### PROBLEM STATEMENT
Lines that include the word "غايته" are the ones to copy.

**** RECORD EXTRACTS

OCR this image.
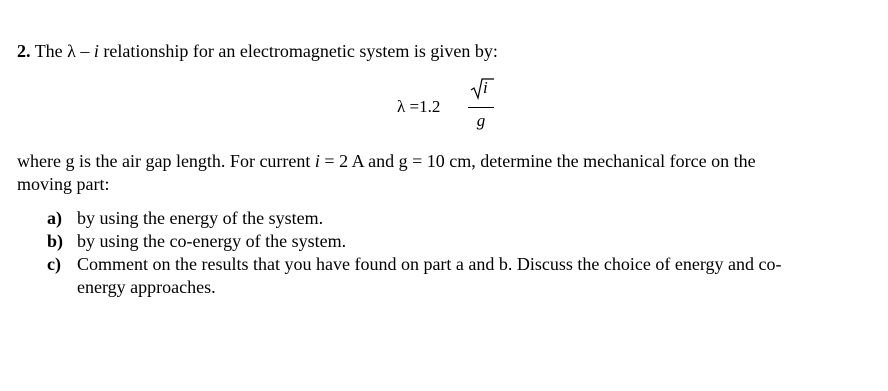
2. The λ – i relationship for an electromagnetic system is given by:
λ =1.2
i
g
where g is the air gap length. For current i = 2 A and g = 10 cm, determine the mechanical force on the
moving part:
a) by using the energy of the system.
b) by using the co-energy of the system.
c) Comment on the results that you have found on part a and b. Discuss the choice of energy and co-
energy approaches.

********
**** RECORD EXTRACTS

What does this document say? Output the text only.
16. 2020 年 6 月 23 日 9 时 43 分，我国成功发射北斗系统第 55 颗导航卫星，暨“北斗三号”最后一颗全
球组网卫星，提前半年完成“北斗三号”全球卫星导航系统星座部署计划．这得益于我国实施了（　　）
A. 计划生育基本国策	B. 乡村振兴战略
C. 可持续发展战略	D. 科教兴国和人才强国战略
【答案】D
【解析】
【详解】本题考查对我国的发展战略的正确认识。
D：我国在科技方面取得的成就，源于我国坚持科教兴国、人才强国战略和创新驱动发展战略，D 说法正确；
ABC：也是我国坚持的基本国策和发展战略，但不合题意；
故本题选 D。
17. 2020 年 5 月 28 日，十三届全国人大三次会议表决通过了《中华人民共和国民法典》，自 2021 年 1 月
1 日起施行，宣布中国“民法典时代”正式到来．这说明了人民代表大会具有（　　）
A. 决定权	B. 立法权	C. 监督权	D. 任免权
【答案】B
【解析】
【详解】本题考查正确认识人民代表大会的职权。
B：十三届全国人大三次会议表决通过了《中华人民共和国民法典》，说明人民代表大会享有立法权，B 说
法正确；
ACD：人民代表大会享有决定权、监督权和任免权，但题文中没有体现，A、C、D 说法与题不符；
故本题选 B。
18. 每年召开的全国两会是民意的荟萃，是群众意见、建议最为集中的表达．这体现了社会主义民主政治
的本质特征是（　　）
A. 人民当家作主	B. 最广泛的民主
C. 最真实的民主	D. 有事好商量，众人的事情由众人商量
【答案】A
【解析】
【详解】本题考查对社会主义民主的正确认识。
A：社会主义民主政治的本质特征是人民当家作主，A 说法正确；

********
**** RECORD EXTRACTS

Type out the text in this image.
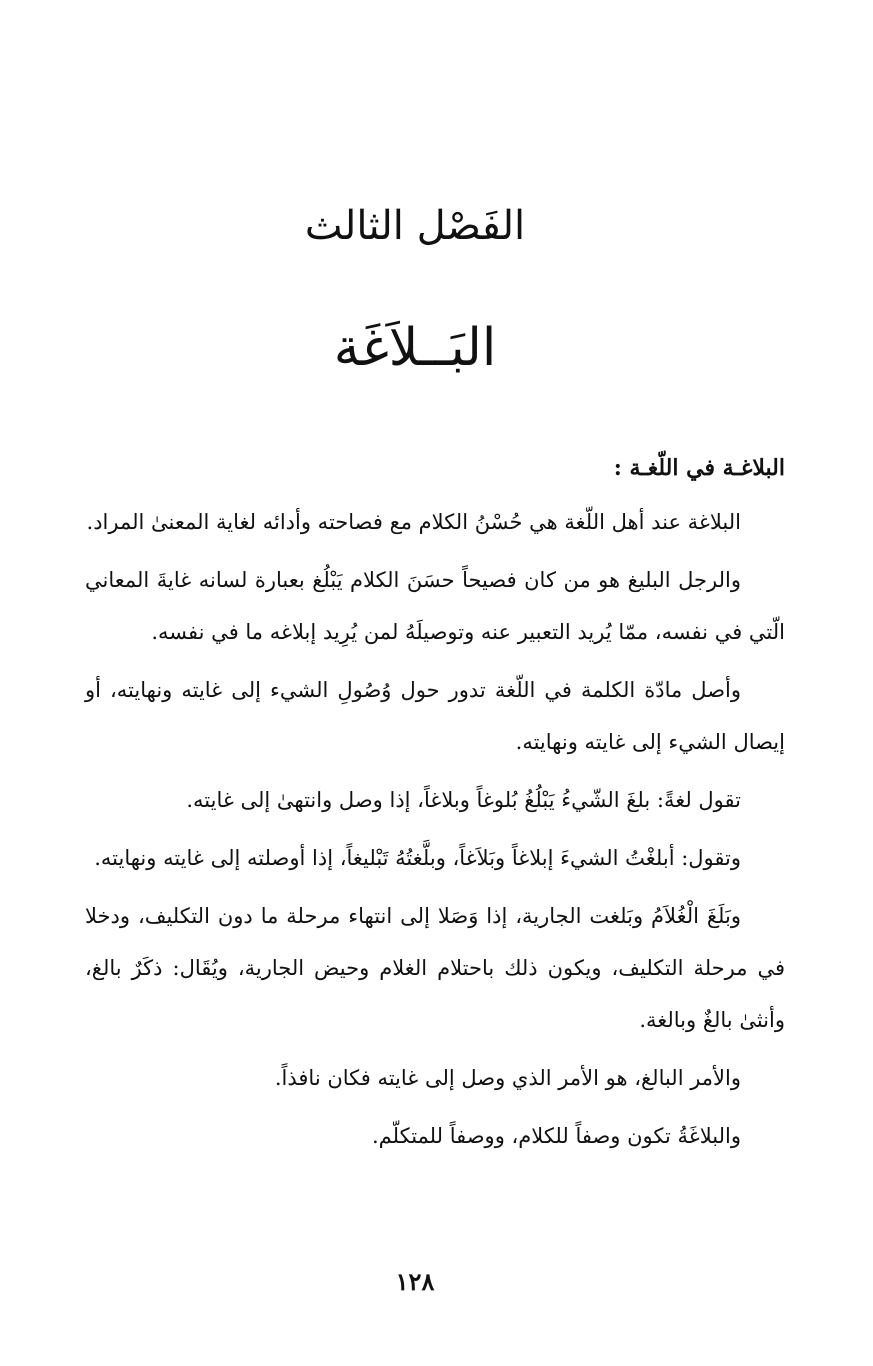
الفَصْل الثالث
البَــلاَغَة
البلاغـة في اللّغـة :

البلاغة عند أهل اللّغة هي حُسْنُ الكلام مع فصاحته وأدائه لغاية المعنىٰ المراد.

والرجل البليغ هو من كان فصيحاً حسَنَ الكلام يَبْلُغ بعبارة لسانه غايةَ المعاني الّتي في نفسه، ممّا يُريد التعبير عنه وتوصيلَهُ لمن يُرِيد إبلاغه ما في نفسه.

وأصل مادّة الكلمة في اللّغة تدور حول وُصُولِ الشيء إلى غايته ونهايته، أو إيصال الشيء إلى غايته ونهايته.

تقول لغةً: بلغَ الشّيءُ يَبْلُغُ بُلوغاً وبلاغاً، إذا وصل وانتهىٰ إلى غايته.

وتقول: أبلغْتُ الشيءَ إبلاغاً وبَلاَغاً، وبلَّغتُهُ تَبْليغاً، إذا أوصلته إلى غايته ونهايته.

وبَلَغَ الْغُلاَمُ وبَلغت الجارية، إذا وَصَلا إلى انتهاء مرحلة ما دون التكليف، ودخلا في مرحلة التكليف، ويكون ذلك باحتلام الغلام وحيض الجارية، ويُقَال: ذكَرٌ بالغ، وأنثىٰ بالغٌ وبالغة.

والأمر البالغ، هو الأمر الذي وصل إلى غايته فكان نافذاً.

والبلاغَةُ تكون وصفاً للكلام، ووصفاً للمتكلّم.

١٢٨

********

### IN RESPONSE
وأصل مادّة الكلمة في اللّغة تدور حول وُصُولِ الشيء إلى غايته ونهايته، أو إيصال الشيء إلى غايته ونهايته.
تقول لغةً: بلغَ الشّيءُ يَبْلُغُ بُلوغاً وبلاغاً، إذا وصل وانتهىٰ إلى غايته.
وتقول: أبلغْتُ الشيءَ إبلاغاً وبَلاَغاً، وبلَّغتُهُ تَبْليغاً، إذا أوصلته إلى غايته ونهايته.
والأمر البالغ، هو الأمر الذي وصل إلى غايته فكان نافذاً.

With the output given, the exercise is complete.